● SET PROBLEM
Give only the number of lines that hold the word "screenshot".

= = =

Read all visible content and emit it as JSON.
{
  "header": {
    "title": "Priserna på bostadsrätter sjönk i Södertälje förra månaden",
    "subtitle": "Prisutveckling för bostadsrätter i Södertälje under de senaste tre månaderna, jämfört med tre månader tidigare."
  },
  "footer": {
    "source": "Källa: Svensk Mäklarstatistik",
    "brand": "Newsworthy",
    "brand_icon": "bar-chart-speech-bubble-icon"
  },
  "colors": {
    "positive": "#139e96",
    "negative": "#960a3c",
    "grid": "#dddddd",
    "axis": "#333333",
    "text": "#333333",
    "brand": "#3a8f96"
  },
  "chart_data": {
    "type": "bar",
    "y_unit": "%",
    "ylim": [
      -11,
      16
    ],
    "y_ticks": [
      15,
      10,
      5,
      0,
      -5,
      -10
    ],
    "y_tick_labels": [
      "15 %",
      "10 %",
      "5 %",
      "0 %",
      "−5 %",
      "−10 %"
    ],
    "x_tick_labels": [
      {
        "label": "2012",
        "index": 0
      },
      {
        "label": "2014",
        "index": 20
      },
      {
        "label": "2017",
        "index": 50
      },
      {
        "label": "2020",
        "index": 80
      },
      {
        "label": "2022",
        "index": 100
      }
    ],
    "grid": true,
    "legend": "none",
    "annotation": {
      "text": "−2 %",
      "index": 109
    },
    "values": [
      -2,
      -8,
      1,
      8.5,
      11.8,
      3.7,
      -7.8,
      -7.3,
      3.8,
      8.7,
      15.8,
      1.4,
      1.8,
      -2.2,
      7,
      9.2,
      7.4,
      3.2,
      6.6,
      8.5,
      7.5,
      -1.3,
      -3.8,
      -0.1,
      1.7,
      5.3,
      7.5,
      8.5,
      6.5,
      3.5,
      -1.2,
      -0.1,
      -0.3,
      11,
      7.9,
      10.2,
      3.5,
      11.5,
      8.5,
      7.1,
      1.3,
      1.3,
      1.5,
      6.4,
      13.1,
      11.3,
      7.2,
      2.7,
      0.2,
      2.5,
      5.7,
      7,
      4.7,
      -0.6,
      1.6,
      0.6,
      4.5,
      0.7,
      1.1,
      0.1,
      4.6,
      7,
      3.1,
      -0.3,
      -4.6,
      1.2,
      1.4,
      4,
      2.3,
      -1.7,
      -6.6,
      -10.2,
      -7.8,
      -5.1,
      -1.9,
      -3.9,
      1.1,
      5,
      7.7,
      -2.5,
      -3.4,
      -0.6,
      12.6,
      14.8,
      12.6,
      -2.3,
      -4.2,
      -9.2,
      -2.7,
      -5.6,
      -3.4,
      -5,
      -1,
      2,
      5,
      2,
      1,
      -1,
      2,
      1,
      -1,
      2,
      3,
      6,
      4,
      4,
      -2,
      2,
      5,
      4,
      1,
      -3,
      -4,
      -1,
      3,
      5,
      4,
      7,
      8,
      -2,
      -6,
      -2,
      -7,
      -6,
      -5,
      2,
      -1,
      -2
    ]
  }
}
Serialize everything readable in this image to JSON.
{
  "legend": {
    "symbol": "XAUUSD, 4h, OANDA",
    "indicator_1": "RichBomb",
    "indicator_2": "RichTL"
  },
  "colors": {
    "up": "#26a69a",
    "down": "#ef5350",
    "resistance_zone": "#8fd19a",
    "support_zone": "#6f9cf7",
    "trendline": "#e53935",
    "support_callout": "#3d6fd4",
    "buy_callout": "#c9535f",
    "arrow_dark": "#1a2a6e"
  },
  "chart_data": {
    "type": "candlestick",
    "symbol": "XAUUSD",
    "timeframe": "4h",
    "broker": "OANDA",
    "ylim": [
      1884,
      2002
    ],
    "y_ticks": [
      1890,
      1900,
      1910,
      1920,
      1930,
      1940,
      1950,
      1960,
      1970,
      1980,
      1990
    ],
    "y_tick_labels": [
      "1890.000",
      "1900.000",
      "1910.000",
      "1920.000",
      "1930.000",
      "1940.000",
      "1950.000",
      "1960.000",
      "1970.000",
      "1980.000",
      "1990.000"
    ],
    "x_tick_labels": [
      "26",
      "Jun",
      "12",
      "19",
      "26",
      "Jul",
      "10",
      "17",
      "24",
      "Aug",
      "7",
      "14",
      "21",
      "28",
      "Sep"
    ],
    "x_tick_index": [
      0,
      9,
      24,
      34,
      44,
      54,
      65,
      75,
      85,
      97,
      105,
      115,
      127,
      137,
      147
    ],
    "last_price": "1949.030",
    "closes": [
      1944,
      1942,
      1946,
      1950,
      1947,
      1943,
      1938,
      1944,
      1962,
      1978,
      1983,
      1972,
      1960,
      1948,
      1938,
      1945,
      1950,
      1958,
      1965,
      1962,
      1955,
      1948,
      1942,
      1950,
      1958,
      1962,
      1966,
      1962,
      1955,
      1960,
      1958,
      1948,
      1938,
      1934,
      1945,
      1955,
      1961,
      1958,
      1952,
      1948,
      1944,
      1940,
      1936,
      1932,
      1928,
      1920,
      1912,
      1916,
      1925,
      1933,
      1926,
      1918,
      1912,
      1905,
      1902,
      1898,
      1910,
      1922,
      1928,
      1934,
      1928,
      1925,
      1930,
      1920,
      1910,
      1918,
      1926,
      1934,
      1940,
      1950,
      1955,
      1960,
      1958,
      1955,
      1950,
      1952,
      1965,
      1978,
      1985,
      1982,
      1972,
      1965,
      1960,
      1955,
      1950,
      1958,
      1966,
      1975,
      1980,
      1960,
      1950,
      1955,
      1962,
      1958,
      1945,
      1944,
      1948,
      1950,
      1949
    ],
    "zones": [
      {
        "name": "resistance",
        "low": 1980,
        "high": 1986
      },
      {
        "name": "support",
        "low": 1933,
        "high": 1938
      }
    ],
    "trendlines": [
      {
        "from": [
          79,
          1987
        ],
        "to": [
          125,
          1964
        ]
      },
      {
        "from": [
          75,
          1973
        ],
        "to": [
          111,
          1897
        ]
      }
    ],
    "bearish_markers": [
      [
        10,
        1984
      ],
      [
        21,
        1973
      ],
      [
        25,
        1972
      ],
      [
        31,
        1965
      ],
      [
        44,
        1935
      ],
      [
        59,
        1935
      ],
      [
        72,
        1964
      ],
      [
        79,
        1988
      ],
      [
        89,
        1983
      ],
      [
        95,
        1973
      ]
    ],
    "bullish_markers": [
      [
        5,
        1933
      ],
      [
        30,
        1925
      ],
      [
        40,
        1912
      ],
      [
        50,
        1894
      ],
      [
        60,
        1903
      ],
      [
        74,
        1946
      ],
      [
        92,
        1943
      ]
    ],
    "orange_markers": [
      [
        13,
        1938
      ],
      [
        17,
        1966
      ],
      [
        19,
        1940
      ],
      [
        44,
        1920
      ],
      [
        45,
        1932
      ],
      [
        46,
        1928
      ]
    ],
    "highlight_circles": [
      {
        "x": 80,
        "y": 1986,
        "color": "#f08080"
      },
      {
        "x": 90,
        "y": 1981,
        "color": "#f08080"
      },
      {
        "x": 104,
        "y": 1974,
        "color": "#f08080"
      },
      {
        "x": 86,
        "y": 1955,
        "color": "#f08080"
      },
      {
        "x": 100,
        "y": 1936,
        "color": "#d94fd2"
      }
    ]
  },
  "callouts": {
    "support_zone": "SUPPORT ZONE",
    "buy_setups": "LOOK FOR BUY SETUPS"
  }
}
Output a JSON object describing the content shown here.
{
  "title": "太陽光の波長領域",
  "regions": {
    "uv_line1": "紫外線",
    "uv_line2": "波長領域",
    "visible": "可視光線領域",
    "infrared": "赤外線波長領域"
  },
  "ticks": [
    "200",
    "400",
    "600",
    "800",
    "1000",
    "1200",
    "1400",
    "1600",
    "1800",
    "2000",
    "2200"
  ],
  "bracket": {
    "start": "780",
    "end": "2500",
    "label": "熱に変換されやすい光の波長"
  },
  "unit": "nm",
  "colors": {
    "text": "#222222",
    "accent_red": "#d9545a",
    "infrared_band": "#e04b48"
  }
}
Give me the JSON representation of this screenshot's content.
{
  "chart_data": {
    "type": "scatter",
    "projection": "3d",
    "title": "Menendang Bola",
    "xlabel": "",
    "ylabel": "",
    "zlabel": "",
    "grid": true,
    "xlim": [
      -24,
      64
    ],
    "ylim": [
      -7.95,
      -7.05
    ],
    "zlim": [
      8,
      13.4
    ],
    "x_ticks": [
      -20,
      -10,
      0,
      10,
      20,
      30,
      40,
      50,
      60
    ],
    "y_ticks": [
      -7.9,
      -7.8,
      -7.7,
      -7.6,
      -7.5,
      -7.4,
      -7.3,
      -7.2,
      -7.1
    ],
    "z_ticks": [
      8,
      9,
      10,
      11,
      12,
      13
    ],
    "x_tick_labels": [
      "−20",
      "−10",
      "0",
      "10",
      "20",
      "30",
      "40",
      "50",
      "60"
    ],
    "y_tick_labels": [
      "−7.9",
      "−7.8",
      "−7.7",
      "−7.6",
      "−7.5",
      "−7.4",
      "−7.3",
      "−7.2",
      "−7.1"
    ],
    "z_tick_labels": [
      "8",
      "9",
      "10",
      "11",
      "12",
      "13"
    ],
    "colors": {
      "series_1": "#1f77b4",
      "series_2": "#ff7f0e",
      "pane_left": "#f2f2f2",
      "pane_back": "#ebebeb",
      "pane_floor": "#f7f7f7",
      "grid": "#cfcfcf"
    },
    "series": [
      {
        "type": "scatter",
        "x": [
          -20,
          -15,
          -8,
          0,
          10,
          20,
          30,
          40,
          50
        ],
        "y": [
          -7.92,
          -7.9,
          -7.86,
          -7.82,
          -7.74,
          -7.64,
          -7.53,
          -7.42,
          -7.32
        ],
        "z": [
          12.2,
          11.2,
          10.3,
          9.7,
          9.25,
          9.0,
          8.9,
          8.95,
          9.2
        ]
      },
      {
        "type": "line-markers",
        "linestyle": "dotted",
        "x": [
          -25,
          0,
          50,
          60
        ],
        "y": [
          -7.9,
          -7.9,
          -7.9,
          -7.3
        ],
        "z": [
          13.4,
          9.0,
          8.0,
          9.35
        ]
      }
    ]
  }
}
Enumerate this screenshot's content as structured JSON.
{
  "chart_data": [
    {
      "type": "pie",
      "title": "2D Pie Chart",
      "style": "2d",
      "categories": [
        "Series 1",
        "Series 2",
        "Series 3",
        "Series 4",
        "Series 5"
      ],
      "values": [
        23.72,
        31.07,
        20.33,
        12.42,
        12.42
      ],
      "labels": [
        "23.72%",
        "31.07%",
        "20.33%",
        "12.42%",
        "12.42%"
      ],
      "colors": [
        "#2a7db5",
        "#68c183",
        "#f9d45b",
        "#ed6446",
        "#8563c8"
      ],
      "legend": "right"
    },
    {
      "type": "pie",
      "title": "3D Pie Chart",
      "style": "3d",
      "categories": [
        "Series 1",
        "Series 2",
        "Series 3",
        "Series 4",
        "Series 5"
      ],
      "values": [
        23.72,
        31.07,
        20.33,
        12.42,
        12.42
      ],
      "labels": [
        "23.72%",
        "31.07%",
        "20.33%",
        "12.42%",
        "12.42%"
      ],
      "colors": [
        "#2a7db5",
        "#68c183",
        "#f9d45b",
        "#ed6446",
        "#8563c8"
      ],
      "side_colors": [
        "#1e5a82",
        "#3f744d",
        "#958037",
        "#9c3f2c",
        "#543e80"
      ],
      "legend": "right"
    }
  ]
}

= = =

● WRITTEN ANSWER
2